▶ _Your instructions_
Print the entries in full, word for word, but not the pictures.

▶ _Data excerpts_
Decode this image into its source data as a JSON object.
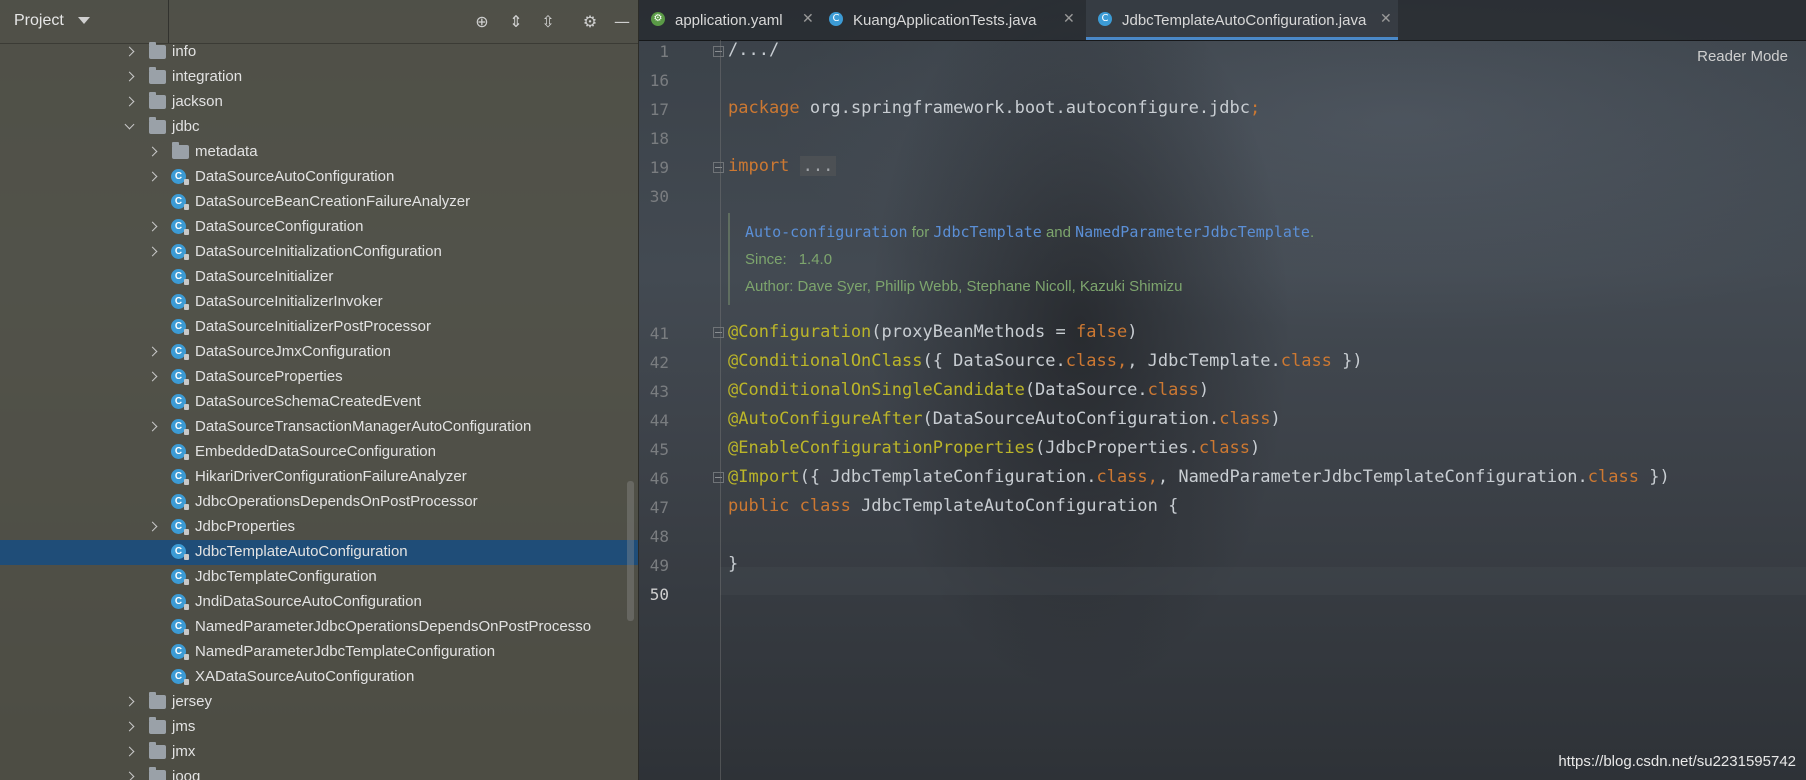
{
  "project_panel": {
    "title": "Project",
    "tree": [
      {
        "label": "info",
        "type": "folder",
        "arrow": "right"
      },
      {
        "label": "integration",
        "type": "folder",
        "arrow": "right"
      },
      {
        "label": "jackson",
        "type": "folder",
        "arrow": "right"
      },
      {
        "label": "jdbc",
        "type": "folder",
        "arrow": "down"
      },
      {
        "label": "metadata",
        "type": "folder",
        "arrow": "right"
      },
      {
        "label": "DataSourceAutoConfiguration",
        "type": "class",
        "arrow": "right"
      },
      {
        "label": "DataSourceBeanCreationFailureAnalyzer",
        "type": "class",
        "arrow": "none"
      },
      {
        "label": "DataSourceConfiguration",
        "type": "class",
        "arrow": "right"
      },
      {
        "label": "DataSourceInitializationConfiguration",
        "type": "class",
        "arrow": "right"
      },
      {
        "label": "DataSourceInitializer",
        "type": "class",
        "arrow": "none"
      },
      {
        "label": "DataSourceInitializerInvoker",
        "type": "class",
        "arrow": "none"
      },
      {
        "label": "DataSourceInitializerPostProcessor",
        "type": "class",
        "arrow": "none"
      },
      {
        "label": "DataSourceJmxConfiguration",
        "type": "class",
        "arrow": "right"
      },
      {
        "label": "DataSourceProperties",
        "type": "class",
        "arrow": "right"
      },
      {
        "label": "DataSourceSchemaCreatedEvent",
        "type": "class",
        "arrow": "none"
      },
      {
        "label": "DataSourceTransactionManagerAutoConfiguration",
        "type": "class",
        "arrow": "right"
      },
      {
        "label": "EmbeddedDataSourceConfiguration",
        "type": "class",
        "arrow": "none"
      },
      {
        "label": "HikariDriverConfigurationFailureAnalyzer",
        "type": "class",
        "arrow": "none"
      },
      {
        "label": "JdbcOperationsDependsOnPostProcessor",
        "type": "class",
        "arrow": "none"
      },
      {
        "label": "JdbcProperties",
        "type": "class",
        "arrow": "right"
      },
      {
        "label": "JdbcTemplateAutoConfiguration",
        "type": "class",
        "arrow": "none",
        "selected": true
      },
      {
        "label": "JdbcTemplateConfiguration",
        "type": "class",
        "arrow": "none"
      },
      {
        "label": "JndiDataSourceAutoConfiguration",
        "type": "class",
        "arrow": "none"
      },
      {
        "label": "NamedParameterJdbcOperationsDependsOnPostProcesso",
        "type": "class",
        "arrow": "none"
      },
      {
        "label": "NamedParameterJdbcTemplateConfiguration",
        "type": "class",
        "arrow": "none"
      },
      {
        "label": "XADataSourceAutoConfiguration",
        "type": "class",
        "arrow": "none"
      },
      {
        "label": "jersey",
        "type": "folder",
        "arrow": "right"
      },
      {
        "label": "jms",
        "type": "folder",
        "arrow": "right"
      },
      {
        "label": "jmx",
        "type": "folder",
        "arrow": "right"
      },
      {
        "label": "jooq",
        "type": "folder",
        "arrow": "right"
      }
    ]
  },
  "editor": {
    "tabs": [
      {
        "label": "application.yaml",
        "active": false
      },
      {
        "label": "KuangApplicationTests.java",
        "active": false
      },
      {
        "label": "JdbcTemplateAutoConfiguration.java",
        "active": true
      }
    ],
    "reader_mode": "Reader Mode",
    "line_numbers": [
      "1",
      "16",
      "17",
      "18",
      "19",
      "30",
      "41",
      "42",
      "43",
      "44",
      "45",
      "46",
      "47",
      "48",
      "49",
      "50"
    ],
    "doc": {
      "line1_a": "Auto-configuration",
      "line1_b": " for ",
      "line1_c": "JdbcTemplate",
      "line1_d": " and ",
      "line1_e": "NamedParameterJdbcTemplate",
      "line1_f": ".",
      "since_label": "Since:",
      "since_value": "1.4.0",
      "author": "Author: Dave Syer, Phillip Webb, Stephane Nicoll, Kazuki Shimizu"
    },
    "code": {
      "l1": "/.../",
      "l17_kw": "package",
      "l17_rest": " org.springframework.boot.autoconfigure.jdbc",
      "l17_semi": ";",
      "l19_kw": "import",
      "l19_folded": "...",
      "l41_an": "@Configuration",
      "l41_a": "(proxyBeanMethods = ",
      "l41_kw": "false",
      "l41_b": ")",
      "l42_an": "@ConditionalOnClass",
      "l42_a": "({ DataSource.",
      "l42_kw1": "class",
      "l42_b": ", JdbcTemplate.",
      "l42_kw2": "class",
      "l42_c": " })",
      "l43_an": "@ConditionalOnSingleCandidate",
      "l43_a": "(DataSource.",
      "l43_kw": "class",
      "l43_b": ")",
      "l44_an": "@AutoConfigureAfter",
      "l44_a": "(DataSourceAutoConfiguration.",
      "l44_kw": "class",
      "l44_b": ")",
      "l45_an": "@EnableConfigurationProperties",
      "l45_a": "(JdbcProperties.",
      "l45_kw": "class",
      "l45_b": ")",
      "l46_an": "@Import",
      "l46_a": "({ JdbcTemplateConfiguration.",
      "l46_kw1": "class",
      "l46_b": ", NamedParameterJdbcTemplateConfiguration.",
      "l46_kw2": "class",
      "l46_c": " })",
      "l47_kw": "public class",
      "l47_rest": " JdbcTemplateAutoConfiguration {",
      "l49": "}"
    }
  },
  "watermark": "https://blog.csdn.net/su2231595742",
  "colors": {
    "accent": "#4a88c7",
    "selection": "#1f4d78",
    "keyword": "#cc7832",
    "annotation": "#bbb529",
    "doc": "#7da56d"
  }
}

▶ _Result_
Decode this image into its source data as a JSON object.
{
  "project_panel": {
    "title": "Project",
    "tree": [
      {
        "label": "info",
        "type": "folder",
        "arrow": "right"
      },
      {
        "label": "integration",
        "type": "folder",
        "arrow": "right"
      },
      {
        "label": "jackson",
        "type": "folder",
        "arrow": "right"
      },
      {
        "label": "jdbc",
        "type": "folder",
        "arrow": "down"
      },
      {
        "label": "metadata",
        "type": "folder",
        "arrow": "right"
      },
      {
        "label": "DataSourceAutoConfiguration",
        "type": "class",
        "arrow": "right"
      },
      {
        "label": "DataSourceBeanCreationFailureAnalyzer",
        "type": "class",
        "arrow": "none"
      },
      {
        "label": "DataSourceConfiguration",
        "type": "class",
        "arrow": "right"
      },
      {
        "label": "DataSourceInitializationConfiguration",
        "type": "class",
        "arrow": "right"
      },
      {
        "label": "DataSourceInitializer",
        "type": "class",
        "arrow": "none"
      },
      {
        "label": "DataSourceInitializerInvoker",
        "type": "class",
        "arrow": "none"
      },
      {
        "label": "DataSourceInitializerPostProcessor",
        "type": "class",
        "arrow": "none"
      },
      {
        "label": "DataSourceJmxConfiguration",
        "type": "class",
        "arrow": "right"
      },
      {
        "label": "DataSourceProperties",
        "type": "class",
        "arrow": "right"
      },
      {
        "label": "DataSourceSchemaCreatedEvent",
        "type": "class",
        "arrow": "none"
      },
      {
        "label": "DataSourceTransactionManagerAutoConfiguration",
        "type": "class",
        "arrow": "right"
      },
      {
        "label": "EmbeddedDataSourceConfiguration",
        "type": "class",
        "arrow": "none"
      },
      {
        "label": "HikariDriverConfigurationFailureAnalyzer",
        "type": "class",
        "arrow": "none"
      },
      {
        "label": "JdbcOperationsDependsOnPostProcessor",
        "type": "class",
        "arrow": "none"
      },
      {
        "label": "JdbcProperties",
        "type": "class",
        "arrow": "right"
      },
      {
        "label": "JdbcTemplateAutoConfiguration",
        "type": "class",
        "arrow": "none",
        "selected": true
      },
      {
        "label": "JdbcTemplateConfiguration",
        "type": "class",
        "arrow": "none"
      },
      {
        "label": "JndiDataSourceAutoConfiguration",
        "type": "class",
        "arrow": "none"
      },
      {
        "label": "NamedParameterJdbcOperationsDependsOnPostProcesso",
        "type": "class",
        "arrow": "none"
      },
      {
        "label": "NamedParameterJdbcTemplateConfiguration",
        "type": "class",
        "arrow": "none"
      },
      {
        "label": "XADataSourceAutoConfiguration",
        "type": "class",
        "arrow": "none"
      },
      {
        "label": "jersey",
        "type": "folder",
        "arrow": "right"
      },
      {
        "label": "jms",
        "type": "folder",
        "arrow": "right"
      },
      {
        "label": "jmx",
        "type": "folder",
        "arrow": "right"
      },
      {
        "label": "jooq",
        "type": "folder",
        "arrow": "right"
      }
    ]
  },
  "editor": {
    "tabs": [
      {
        "label": "application.yaml",
        "active": false
      },
      {
        "label": "KuangApplicationTests.java",
        "active": false
      },
      {
        "label": "JdbcTemplateAutoConfiguration.java",
        "active": true
      }
    ],
    "reader_mode": "Reader Mode",
    "line_numbers": [
      "1",
      "16",
      "17",
      "18",
      "19",
      "30",
      "41",
      "42",
      "43",
      "44",
      "45",
      "46",
      "47",
      "48",
      "49",
      "50"
    ],
    "doc": {
      "line1_a": "Auto-configuration",
      "line1_b": " for ",
      "line1_c": "JdbcTemplate",
      "line1_d": " and ",
      "line1_e": "NamedParameterJdbcTemplate",
      "line1_f": ".",
      "since_label": "Since:",
      "since_value": "1.4.0",
      "author": "Author: Dave Syer, Phillip Webb, Stephane Nicoll, Kazuki Shimizu"
    },
    "code": {
      "l1": "/.../",
      "l17_kw": "package",
      "l17_rest": " org.springframework.boot.autoconfigure.jdbc",
      "l17_semi": ";",
      "l19_kw": "import",
      "l19_folded": "...",
      "l41_an": "@Configuration",
      "l41_a": "(proxyBeanMethods = ",
      "l41_kw": "false",
      "l41_b": ")",
      "l42_an": "@ConditionalOnClass",
      "l42_a": "({ DataSource.",
      "l42_kw1": "class",
      "l42_b": ", JdbcTemplate.",
      "l42_kw2": "class",
      "l42_c": " })",
      "l43_an": "@ConditionalOnSingleCandidate",
      "l43_a": "(DataSource.",
      "l43_kw": "class",
      "l43_b": ")",
      "l44_an": "@AutoConfigureAfter",
      "l44_a": "(DataSourceAutoConfiguration.",
      "l44_kw": "class",
      "l44_b": ")",
      "l45_an": "@EnableConfigurationProperties",
      "l45_a": "(JdbcProperties.",
      "l45_kw": "class",
      "l45_b": ")",
      "l46_an": "@Import",
      "l46_a": "({ JdbcTemplateConfiguration.",
      "l46_kw1": "class",
      "l46_b": ", NamedParameterJdbcTemplateConfiguration.",
      "l46_kw2": "class",
      "l46_c": " })",
      "l47_kw": "public class",
      "l47_rest": " JdbcTemplateAutoConfiguration {",
      "l49": "}"
    }
  },
  "watermark": "https://blog.csdn.net/su2231595742",
  "colors": {
    "accent": "#4a88c7",
    "selection": "#1f4d78",
    "keyword": "#cc7832",
    "annotation": "#bbb529",
    "doc": "#7da56d"
  }
}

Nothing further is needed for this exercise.